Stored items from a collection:
────────────────
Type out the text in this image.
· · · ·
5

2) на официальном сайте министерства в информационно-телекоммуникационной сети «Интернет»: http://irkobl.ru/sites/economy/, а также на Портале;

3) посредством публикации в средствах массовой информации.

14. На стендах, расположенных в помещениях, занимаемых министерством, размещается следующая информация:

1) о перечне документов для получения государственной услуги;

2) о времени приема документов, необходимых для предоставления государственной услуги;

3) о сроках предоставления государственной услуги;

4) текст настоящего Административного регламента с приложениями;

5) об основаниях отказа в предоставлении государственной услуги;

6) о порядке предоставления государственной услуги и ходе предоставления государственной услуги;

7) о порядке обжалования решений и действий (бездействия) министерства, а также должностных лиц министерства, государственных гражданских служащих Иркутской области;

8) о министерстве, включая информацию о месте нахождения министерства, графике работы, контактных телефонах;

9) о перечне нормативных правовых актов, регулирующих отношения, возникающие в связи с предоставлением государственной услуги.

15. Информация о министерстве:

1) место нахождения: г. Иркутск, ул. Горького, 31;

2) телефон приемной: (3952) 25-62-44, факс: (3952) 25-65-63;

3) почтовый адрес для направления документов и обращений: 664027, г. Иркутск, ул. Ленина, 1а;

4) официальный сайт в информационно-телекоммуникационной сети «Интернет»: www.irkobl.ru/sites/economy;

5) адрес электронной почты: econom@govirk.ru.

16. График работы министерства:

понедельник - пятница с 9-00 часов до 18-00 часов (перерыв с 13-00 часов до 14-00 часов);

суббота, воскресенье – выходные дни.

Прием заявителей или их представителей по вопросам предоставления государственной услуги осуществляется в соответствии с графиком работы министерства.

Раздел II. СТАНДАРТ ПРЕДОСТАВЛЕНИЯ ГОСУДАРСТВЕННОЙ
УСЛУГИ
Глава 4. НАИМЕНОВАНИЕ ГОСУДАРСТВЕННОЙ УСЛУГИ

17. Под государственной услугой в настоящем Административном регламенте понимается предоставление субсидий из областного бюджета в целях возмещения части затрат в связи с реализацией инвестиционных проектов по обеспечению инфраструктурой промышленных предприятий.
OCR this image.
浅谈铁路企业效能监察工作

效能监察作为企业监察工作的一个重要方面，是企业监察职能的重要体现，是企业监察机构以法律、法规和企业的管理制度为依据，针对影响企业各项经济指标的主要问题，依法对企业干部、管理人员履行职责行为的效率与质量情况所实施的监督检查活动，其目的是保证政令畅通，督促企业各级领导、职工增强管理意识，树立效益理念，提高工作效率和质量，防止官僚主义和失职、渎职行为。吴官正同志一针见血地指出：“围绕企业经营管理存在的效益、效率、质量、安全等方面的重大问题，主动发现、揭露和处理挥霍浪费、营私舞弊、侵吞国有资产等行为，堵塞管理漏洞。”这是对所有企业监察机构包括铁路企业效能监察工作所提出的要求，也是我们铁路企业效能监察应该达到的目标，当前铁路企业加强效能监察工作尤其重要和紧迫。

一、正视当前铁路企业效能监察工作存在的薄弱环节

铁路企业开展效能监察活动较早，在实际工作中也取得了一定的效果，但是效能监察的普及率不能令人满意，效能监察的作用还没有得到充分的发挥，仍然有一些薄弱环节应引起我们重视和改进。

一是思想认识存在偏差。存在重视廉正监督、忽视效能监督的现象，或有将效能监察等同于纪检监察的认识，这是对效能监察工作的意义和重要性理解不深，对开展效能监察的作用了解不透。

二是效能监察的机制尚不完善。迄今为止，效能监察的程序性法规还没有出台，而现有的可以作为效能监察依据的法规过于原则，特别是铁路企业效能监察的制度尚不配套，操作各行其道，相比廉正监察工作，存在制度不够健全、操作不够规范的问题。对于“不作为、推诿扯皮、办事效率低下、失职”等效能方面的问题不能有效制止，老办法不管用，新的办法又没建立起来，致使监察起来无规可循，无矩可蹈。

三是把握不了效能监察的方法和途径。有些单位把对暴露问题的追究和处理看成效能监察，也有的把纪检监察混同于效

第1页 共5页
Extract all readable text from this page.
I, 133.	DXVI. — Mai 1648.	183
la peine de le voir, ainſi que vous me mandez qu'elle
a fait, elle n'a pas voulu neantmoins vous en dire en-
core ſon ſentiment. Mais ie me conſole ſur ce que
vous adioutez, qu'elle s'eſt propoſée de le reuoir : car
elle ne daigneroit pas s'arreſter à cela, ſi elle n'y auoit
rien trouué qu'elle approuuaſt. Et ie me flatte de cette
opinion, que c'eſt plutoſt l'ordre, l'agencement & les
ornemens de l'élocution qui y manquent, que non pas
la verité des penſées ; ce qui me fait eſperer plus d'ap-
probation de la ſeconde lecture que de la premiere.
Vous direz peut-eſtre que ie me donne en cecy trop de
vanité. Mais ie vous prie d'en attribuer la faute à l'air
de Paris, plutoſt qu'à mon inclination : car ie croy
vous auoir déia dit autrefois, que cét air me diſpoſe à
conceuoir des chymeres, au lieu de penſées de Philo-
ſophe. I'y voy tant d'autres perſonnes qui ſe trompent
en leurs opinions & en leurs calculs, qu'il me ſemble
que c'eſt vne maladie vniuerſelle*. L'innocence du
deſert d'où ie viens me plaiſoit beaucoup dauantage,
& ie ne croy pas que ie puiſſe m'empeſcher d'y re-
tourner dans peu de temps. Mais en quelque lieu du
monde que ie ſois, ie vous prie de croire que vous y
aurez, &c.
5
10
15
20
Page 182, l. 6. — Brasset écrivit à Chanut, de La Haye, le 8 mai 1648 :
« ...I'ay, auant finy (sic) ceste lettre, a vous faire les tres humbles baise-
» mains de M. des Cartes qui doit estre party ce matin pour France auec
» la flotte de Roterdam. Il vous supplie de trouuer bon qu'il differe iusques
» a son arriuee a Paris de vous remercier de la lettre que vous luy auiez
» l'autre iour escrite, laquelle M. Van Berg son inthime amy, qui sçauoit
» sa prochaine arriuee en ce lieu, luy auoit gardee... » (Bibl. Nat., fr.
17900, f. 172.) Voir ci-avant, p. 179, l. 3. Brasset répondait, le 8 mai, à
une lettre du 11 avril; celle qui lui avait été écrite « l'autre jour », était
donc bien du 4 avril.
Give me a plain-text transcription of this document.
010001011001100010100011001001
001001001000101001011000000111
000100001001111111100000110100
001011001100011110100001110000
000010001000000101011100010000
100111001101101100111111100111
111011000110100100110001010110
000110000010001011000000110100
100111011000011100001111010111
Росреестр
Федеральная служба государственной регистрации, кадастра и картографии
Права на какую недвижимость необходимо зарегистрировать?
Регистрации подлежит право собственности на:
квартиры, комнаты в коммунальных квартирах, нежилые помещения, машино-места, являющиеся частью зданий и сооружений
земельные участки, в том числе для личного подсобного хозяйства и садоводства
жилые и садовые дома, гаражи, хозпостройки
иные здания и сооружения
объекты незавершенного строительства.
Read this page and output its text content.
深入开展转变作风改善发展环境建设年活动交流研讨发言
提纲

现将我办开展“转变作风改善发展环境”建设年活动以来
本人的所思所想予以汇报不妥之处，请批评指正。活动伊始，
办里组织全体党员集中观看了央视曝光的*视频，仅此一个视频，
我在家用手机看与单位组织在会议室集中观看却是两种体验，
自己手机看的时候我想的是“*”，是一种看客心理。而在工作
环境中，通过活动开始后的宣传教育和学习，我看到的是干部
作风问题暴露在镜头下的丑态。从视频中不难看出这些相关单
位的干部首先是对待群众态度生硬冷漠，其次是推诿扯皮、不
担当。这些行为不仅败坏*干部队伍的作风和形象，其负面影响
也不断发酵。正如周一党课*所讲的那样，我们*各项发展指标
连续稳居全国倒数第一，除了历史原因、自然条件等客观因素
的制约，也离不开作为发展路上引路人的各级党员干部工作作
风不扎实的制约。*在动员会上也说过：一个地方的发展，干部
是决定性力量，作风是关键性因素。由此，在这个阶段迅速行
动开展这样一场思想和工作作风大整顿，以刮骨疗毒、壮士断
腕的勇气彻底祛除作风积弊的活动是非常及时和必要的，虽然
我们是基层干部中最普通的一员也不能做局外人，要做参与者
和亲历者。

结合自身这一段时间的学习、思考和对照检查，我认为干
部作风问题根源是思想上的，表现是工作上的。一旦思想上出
────────────────
OBJECTIVE: Select the lines in this material that hold the word "Mais", leaving none out.

COMPLETE OUTPUT:
core ſon ſentiment. Mais ie me conſole ſur ce que
vanité. Mais ie vous prie d'en attribuer la faute à l'air
tourner dans peu de temps. Mais en quelque lieu du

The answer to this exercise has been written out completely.